INSTRUCTIONS FOR THE TASK: Find the lines that hold "JSON". Report only how many there are.

Begin INPUT

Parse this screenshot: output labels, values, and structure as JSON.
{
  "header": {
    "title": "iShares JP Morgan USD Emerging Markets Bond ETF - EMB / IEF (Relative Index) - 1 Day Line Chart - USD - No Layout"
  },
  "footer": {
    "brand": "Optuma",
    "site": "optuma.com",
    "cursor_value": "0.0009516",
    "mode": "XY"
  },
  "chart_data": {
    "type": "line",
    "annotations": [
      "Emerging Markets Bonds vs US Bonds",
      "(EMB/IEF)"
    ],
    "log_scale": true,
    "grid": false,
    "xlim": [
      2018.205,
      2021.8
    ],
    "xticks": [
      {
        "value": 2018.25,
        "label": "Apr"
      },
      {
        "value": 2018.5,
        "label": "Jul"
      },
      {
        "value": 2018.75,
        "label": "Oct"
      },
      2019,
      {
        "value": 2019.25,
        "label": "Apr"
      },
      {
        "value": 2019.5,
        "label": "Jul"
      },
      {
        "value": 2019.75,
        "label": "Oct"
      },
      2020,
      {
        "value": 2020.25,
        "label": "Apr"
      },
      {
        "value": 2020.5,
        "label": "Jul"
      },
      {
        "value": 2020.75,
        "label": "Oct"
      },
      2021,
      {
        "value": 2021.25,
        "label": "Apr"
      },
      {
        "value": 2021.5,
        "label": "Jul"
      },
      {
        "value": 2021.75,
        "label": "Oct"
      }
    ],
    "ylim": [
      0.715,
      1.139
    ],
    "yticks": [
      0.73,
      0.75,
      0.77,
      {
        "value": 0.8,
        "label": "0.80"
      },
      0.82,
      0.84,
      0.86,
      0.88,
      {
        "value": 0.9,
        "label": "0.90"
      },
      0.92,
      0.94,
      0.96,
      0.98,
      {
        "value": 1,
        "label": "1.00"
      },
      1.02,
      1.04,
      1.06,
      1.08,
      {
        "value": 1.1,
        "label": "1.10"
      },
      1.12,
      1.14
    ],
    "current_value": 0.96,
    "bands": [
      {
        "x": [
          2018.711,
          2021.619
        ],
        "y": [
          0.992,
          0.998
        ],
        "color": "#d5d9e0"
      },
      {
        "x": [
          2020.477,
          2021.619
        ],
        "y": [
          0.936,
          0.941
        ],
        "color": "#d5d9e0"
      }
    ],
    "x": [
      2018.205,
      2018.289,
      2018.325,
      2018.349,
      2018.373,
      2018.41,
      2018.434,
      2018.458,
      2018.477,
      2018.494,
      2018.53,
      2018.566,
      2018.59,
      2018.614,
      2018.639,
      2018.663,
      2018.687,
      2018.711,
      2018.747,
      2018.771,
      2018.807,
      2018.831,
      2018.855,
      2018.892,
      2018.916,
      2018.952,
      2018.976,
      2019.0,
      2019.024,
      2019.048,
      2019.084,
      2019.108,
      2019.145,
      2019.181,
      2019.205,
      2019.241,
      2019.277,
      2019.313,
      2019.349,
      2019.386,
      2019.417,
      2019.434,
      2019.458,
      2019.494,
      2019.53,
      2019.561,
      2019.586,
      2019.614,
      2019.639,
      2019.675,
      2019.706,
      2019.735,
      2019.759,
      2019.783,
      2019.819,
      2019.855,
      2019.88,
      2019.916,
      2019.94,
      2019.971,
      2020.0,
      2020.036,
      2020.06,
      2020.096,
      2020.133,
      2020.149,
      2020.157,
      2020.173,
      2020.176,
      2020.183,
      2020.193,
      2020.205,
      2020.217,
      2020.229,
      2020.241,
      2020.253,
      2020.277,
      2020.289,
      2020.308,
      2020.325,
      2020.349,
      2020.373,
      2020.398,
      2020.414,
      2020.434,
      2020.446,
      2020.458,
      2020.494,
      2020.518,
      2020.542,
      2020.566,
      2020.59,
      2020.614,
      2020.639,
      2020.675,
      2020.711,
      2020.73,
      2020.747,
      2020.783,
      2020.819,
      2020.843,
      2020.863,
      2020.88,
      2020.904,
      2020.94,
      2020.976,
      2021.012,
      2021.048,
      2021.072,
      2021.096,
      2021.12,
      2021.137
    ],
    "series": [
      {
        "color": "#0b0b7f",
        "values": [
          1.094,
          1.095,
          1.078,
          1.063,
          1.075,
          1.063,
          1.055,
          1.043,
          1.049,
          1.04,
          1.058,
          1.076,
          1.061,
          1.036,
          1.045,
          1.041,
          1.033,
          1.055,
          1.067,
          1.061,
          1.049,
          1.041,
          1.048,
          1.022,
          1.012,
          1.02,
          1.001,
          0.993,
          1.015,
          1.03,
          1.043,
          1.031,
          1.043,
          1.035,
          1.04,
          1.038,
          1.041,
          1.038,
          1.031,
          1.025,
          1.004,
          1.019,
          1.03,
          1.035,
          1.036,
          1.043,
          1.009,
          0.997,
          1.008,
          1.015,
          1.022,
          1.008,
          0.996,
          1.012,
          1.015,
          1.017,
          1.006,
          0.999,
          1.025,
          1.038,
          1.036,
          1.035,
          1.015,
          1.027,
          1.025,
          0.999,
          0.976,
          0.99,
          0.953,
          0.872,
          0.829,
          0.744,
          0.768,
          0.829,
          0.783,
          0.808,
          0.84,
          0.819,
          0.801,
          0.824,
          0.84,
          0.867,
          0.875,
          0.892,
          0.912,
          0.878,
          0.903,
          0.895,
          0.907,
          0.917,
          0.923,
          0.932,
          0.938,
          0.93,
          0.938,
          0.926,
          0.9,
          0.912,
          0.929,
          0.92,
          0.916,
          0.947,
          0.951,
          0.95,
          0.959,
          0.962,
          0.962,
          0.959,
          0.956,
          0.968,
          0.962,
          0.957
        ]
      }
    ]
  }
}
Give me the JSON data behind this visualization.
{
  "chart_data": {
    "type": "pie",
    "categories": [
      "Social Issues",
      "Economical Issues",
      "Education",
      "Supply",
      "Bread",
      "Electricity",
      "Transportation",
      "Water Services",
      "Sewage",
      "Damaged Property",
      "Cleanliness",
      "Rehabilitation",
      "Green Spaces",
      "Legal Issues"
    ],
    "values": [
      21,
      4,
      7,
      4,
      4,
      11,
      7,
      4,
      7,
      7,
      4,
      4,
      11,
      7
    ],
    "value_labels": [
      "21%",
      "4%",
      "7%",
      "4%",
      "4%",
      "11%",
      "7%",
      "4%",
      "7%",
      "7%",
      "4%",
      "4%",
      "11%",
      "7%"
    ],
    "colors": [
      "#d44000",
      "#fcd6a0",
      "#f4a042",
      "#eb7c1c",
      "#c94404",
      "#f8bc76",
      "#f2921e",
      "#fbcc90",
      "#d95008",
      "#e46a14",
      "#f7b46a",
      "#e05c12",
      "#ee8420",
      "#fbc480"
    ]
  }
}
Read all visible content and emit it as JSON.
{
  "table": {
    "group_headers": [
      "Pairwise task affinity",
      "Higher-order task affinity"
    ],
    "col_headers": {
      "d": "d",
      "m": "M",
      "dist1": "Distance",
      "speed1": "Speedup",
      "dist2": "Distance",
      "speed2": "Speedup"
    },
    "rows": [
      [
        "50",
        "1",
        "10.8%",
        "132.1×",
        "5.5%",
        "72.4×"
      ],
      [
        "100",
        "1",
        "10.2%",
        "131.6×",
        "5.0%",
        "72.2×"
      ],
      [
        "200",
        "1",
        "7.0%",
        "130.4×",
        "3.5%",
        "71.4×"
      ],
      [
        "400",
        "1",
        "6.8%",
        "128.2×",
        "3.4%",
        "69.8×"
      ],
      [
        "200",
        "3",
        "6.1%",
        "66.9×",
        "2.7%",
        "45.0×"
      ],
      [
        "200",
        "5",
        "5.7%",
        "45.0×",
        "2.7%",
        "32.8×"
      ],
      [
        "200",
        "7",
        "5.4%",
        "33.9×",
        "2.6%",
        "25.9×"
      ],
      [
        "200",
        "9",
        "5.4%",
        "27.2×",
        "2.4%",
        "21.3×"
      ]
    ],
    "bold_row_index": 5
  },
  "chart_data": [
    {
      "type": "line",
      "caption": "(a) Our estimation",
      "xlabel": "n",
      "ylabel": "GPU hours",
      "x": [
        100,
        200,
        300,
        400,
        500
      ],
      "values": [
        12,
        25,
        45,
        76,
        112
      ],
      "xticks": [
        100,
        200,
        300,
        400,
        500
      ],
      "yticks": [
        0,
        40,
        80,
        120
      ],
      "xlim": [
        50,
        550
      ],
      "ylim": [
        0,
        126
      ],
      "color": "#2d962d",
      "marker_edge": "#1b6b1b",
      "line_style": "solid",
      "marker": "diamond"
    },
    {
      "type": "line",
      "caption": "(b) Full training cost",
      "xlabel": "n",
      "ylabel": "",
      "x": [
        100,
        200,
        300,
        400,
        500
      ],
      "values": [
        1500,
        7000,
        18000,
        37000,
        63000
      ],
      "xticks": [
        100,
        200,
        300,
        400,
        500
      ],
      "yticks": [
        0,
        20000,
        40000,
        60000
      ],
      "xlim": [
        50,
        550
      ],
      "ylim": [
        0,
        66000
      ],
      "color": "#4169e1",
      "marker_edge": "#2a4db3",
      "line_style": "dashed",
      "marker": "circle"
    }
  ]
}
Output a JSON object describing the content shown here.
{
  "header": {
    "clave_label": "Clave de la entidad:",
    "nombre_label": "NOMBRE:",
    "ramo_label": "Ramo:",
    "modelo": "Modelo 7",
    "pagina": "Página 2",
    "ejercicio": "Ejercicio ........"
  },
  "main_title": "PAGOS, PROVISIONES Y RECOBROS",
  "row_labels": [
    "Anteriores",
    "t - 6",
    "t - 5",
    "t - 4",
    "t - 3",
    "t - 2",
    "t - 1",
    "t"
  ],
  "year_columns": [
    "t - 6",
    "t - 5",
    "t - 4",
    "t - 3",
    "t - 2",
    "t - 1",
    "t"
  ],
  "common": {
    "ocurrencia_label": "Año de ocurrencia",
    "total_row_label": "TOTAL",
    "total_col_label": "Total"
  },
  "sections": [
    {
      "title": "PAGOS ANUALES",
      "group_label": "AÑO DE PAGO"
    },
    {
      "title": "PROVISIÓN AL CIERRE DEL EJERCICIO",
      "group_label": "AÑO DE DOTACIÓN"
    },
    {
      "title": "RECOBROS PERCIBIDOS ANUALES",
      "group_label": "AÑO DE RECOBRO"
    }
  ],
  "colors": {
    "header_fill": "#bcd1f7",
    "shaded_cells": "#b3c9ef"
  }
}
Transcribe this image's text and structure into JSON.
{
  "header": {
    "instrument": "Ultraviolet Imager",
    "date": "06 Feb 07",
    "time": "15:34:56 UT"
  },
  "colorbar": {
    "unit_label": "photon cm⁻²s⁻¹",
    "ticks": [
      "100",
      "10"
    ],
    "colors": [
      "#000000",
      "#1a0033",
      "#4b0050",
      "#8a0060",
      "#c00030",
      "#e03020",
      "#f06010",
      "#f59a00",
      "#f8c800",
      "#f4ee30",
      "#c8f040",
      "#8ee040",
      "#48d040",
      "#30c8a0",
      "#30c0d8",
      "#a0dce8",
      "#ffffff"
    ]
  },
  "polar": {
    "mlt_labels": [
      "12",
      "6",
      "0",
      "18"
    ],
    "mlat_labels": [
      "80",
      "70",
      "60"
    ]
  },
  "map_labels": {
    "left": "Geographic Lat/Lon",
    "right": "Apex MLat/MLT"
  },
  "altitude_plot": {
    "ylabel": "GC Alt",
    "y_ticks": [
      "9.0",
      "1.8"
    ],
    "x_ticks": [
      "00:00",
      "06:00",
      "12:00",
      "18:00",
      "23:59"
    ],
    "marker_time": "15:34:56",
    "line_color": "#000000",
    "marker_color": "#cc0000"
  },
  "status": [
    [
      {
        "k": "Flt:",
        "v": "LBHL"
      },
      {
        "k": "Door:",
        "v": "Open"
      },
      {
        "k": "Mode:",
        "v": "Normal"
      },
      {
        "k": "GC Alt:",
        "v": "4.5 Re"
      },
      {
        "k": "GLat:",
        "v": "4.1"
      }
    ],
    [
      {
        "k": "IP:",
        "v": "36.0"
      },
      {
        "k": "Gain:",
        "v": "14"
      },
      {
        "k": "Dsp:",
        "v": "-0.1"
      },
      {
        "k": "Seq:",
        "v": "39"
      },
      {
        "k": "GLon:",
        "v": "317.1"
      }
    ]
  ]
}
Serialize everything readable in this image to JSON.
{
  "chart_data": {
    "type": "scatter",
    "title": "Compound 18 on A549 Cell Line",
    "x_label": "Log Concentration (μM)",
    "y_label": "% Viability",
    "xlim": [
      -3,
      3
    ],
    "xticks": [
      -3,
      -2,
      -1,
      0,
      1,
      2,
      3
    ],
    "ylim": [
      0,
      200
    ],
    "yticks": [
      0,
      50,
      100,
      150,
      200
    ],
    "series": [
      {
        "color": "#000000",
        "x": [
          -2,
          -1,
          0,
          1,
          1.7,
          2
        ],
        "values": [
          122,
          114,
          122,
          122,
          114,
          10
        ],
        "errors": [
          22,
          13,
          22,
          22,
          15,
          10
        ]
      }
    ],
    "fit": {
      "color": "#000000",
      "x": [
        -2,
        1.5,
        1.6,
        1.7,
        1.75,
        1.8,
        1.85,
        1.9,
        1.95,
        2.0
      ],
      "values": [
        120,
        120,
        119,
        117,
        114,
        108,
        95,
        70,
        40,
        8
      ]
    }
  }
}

End INPUT

COMPLETED EXERCISE: 6